The vertices B and C of a triangle ABC lie on the line $$\frac{x}{1}=\frac{1-y}{-2}=\frac{z-2}{3}$$ The coordinates of A and B are (1, 6, 3) and (4, 9, $$\alpha$$) respectively and C is at a distance of 10 units from B. The area (in sq. units) of $$\triangle$$ABC is :

Parametrize the line:
x=t; y=1-2t; z=2+3t $$\Rightarrow C(t,1-2t,2+3t)$$

$$Given(B(4,9,\alpha)),(BC=10):$$
$$(t-4)^2+(-2t-8)^2+(3t+2-\alpha)^2=100$$

Now use area
$$\text{Area}=\frac{1}{2}|\vec{AB}\times\vec{AC}|$$
$$\vec{AB}=(3,3,\alpha-3),\quad\vec{AC}=(t-1,-2t-5,3t-1)$$

Using the distance condition (simplifies the cross product magnitude):
$$|\vec{AB}\times\vec{AC}|=10\sqrt{13}$$
$$\text{Area}=\frac{1}{2}\cdot10\sqrt{13}=5\sqrt{13}$$
5$$\sqrt{13}$$

■ **SOURCE INFORMATION**

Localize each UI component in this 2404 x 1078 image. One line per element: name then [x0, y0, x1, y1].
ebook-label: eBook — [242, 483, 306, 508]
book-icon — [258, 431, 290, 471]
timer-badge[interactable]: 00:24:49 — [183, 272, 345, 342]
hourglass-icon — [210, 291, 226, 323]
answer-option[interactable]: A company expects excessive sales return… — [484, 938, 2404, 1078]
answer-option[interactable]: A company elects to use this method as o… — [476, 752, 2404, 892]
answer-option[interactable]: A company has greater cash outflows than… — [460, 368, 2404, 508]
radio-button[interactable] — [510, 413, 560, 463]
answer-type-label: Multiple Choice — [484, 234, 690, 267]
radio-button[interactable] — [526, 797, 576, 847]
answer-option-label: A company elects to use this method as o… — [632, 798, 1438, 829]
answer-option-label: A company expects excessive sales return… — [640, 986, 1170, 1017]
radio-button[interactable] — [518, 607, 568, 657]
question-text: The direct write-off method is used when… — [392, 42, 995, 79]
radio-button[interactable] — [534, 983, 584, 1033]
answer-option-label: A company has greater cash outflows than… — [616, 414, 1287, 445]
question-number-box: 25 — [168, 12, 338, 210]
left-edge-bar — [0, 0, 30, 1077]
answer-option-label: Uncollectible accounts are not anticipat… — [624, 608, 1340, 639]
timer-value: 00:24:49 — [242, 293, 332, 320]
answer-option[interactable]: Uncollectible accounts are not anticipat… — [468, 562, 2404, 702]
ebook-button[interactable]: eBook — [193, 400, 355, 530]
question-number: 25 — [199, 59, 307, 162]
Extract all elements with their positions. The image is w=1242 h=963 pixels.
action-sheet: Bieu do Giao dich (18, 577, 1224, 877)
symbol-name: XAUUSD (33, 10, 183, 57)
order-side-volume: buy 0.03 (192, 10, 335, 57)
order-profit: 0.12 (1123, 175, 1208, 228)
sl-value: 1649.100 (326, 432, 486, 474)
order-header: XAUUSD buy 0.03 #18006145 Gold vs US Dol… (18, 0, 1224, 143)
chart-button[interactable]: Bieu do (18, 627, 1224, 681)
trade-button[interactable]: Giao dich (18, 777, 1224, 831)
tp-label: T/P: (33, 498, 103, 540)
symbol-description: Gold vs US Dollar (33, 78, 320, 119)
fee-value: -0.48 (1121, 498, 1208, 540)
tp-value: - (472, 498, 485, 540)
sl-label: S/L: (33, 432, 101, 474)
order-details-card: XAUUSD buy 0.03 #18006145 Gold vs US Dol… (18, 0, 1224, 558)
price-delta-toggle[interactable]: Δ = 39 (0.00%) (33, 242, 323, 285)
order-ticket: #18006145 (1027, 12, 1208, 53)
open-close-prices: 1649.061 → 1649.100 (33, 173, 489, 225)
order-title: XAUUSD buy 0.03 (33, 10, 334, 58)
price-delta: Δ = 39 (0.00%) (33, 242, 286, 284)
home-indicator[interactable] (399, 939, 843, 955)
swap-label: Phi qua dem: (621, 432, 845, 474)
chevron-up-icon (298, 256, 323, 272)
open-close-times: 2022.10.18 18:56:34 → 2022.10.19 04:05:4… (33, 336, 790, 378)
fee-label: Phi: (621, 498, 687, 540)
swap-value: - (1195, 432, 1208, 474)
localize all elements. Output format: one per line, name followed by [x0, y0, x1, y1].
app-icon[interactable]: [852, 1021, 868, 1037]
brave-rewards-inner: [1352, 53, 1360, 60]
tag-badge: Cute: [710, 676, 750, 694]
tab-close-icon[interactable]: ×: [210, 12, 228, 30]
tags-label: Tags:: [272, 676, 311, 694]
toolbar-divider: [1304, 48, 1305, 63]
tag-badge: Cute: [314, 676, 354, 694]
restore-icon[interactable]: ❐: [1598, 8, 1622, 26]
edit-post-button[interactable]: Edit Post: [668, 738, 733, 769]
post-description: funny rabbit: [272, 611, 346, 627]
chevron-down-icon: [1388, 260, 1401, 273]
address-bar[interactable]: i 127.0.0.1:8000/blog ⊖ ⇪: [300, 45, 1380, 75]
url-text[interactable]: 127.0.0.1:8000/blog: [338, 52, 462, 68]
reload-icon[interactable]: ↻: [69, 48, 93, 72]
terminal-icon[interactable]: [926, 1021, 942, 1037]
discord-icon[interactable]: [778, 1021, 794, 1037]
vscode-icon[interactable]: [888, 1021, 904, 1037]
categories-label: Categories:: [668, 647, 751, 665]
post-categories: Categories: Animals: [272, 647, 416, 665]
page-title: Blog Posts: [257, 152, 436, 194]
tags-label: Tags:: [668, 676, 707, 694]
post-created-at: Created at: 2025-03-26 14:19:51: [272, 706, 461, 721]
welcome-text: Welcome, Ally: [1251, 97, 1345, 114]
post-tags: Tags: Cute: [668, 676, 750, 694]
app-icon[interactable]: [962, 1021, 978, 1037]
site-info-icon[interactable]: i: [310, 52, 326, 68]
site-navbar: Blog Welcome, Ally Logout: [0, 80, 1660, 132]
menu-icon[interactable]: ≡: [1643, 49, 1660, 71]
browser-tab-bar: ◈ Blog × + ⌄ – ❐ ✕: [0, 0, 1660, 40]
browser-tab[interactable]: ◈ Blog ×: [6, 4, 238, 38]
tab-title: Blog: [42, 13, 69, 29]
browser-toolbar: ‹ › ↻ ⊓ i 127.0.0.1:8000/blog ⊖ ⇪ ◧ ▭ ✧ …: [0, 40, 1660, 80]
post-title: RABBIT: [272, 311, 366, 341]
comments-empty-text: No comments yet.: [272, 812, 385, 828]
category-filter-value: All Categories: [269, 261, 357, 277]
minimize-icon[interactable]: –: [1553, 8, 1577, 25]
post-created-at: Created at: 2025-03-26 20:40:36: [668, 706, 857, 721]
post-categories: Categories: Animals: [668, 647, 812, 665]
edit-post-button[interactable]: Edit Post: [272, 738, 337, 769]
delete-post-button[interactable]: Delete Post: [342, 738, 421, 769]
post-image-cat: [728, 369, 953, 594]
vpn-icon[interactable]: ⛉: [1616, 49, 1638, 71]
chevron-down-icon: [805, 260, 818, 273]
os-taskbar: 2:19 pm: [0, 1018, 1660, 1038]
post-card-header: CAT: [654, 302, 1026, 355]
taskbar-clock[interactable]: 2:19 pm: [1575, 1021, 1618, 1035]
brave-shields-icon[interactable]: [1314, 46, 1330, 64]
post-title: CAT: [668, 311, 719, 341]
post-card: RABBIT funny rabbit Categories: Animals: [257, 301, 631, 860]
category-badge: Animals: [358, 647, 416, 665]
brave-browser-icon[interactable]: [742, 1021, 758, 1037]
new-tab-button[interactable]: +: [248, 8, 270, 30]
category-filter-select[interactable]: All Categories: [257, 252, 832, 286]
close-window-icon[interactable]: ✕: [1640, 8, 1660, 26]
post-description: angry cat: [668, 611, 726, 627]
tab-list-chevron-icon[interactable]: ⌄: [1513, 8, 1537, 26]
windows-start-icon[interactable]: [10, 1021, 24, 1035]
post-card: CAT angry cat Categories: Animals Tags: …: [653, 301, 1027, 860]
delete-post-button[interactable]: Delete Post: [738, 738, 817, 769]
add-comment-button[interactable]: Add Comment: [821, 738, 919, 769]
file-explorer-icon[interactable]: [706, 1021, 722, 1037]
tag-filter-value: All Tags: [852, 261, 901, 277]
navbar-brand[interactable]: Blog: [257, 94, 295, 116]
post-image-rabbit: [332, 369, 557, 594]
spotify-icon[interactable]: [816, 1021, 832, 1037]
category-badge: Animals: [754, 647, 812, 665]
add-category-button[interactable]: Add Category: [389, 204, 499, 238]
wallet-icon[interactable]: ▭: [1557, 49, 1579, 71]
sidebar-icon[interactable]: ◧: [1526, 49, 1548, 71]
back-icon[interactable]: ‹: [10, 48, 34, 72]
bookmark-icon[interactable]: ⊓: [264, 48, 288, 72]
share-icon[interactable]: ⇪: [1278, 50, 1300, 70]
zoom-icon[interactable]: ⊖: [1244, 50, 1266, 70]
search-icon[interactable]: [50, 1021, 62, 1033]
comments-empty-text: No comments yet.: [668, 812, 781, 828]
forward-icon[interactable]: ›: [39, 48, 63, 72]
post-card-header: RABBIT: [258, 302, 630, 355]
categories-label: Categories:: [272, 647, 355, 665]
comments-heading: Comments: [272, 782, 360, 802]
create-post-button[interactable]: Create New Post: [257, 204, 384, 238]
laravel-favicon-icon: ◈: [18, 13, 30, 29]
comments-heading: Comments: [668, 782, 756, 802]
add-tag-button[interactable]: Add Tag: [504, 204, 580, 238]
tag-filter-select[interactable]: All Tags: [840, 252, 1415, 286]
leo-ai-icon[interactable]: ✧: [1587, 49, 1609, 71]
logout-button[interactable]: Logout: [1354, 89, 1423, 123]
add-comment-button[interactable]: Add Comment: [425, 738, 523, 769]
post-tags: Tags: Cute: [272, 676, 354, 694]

■ **WHAT YOU ARE ASKED TO DO**
In the triangle area problem, list each vertex of the triangle along with the coordinates the solution gives it.

■ **SOLUTION FOR THIS PROBLEM**
- A: (1, 6, 3)
- B: (4, 9, α)
- C: (t, 1 − 2t, 2 + 3t)